:: WRITTEN TASK ::
Quote the data below in full, please, without altering anything.

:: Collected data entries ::
════════════════════

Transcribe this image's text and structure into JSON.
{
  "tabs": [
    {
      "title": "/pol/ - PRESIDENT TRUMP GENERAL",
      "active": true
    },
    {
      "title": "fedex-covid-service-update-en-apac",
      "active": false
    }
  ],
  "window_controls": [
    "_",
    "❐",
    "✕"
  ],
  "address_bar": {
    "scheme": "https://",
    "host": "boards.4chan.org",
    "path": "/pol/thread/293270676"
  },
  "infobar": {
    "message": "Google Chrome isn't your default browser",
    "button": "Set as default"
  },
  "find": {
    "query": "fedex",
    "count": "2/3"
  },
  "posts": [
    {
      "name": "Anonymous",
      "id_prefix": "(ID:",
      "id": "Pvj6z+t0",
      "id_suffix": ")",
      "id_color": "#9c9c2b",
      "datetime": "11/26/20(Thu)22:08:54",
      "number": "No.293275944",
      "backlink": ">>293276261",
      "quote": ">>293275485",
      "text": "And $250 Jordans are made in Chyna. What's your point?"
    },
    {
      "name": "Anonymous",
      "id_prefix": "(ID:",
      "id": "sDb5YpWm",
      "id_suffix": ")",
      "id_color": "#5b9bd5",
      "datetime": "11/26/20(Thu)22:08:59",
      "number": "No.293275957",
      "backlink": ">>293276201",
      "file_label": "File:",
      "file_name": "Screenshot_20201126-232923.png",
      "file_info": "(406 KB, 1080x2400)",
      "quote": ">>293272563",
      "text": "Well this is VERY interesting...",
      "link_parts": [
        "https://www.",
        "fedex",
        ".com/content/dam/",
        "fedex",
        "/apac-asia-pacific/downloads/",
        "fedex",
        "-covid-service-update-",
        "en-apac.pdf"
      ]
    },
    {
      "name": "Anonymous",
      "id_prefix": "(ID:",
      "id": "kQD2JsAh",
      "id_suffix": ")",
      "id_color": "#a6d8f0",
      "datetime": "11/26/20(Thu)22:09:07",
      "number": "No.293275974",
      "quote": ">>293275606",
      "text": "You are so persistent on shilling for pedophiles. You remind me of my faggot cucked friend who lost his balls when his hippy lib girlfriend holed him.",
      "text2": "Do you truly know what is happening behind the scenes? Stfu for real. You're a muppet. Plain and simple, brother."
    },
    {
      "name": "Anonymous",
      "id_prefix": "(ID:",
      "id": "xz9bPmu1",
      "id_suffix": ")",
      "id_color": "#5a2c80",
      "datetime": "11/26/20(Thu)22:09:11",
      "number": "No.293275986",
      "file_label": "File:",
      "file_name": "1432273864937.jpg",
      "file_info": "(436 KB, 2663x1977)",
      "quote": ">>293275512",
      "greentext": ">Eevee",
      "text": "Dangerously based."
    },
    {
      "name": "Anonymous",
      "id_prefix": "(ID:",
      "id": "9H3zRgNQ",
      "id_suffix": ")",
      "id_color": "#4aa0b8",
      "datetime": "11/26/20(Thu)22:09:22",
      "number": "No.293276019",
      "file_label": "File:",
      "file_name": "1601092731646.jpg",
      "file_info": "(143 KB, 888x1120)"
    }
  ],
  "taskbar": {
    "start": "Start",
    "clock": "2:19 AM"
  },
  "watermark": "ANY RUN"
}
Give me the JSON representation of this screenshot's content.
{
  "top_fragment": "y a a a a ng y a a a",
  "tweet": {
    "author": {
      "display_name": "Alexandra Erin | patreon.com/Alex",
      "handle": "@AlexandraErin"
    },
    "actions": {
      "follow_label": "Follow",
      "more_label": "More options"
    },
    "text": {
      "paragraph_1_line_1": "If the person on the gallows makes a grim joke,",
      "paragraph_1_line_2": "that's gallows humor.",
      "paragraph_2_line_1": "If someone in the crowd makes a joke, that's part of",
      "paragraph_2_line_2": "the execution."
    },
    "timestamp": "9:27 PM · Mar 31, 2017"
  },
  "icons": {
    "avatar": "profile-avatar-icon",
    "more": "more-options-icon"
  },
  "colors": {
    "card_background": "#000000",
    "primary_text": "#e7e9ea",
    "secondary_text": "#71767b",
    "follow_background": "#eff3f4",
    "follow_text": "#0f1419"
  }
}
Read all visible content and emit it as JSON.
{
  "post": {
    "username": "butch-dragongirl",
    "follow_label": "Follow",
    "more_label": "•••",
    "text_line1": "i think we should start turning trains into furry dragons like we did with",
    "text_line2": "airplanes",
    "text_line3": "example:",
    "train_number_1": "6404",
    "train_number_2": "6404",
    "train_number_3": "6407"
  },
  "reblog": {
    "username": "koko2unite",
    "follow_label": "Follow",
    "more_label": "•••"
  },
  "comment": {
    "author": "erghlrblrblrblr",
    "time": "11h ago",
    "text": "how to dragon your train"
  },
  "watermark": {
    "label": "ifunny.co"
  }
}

════════════════════

:: THE SOLUTION ::
Transcribe this image's text and structure into JSON.
{
  "tabs": [
    {
      "title": "/pol/ - PRESIDENT TRUMP GENERAL",
      "active": true
    },
    {
      "title": "fedex-covid-service-update-en-apac",
      "active": false
    }
  ],
  "window_controls": [
    "_",
    "❐",
    "✕"
  ],
  "address_bar": {
    "scheme": "https://",
    "host": "boards.4chan.org",
    "path": "/pol/thread/293270676"
  },
  "infobar": {
    "message": "Google Chrome isn't your default browser",
    "button": "Set as default"
  },
  "find": {
    "query": "fedex",
    "count": "2/3"
  },
  "posts": [
    {
      "name": "Anonymous",
      "id_prefix": "(ID:",
      "id": "Pvj6z+t0",
      "id_suffix": ")",
      "id_color": "#9c9c2b",
      "datetime": "11/26/20(Thu)22:08:54",
      "number": "No.293275944",
      "backlink": ">>293276261",
      "quote": ">>293275485",
      "text": "And $250 Jordans are made in Chyna. What's your point?"
    },
    {
      "name": "Anonymous",
      "id_prefix": "(ID:",
      "id": "sDb5YpWm",
      "id_suffix": ")",
      "id_color": "#5b9bd5",
      "datetime": "11/26/20(Thu)22:08:59",
      "number": "No.293275957",
      "backlink": ">>293276201",
      "file_label": "File:",
      "file_name": "Screenshot_20201126-232923.png",
      "file_info": "(406 KB, 1080x2400)",
      "quote": ">>293272563",
      "text": "Well this is VERY interesting...",
      "link_parts": [
        "https://www.",
        "fedex",
        ".com/content/dam/",
        "fedex",
        "/apac-asia-pacific/downloads/",
        "fedex",
        "-covid-service-update-",
        "en-apac.pdf"
      ]
    },
    {
      "name": "Anonymous",
      "id_prefix": "(ID:",
      "id": "kQD2JsAh",
      "id_suffix": ")",
      "id_color": "#a6d8f0",
      "datetime": "11/26/20(Thu)22:09:07",
      "number": "No.293275974",
      "quote": ">>293275606",
      "text": "You are so persistent on shilling for pedophiles. You remind me of my faggot cucked friend who lost his balls when his hippy lib girlfriend holed him.",
      "text2": "Do you truly know what is happening behind the scenes? Stfu for real. You're a muppet. Plain and simple, brother."
    },
    {
      "name": "Anonymous",
      "id_prefix": "(ID:",
      "id": "xz9bPmu1",
      "id_suffix": ")",
      "id_color": "#5a2c80",
      "datetime": "11/26/20(Thu)22:09:11",
      "number": "No.293275986",
      "file_label": "File:",
      "file_name": "1432273864937.jpg",
      "file_info": "(436 KB, 2663x1977)",
      "quote": ">>293275512",
      "greentext": ">Eevee",
      "text": "Dangerously based."
    },
    {
      "name": "Anonymous",
      "id_prefix": "(ID:",
      "id": "9H3zRgNQ",
      "id_suffix": ")",
      "id_color": "#4aa0b8",
      "datetime": "11/26/20(Thu)22:09:22",
      "number": "No.293276019",
      "file_label": "File:",
      "file_name": "1601092731646.jpg",
      "file_info": "(143 KB, 888x1120)"
    }
  ],
  "taskbar": {
    "start": "Start",
    "clock": "2:19 AM"
  },
  "watermark": "ANY RUN"
}
Give me the JSON representation of this screenshot's content.
{
  "top_fragment": "y a a a a ng y a a a",
  "tweet": {
    "author": {
      "display_name": "Alexandra Erin | patreon.com/Alex",
      "handle": "@AlexandraErin"
    },
    "actions": {
      "follow_label": "Follow",
      "more_label": "More options"
    },
    "text": {
      "paragraph_1_line_1": "If the person on the gallows makes a grim joke,",
      "paragraph_1_line_2": "that's gallows humor.",
      "paragraph_2_line_1": "If someone in the crowd makes a joke, that's part of",
      "paragraph_2_line_2": "the execution."
    },
    "timestamp": "9:27 PM · Mar 31, 2017"
  },
  "icons": {
    "avatar": "profile-avatar-icon",
    "more": "more-options-icon"
  },
  "colors": {
    "card_background": "#000000",
    "primary_text": "#e7e9ea",
    "secondary_text": "#71767b",
    "follow_background": "#eff3f4",
    "follow_text": "#0f1419"
  }
}
Read all visible content and emit it as JSON.
{
  "post": {
    "username": "butch-dragongirl",
    "follow_label": "Follow",
    "more_label": "•••",
    "text_line1": "i think we should start turning trains into furry dragons like we did with",
    "text_line2": "airplanes",
    "text_line3": "example:",
    "train_number_1": "6404",
    "train_number_2": "6404",
    "train_number_3": "6407"
  },
  "reblog": {
    "username": "koko2unite",
    "follow_label": "Follow",
    "more_label": "•••"
  },
  "comment": {
    "author": "erghlrblrblrblr",
    "time": "11h ago",
    "text": "how to dragon your train"
  },
  "watermark": {
    "label": "ifunny.co"
  }
}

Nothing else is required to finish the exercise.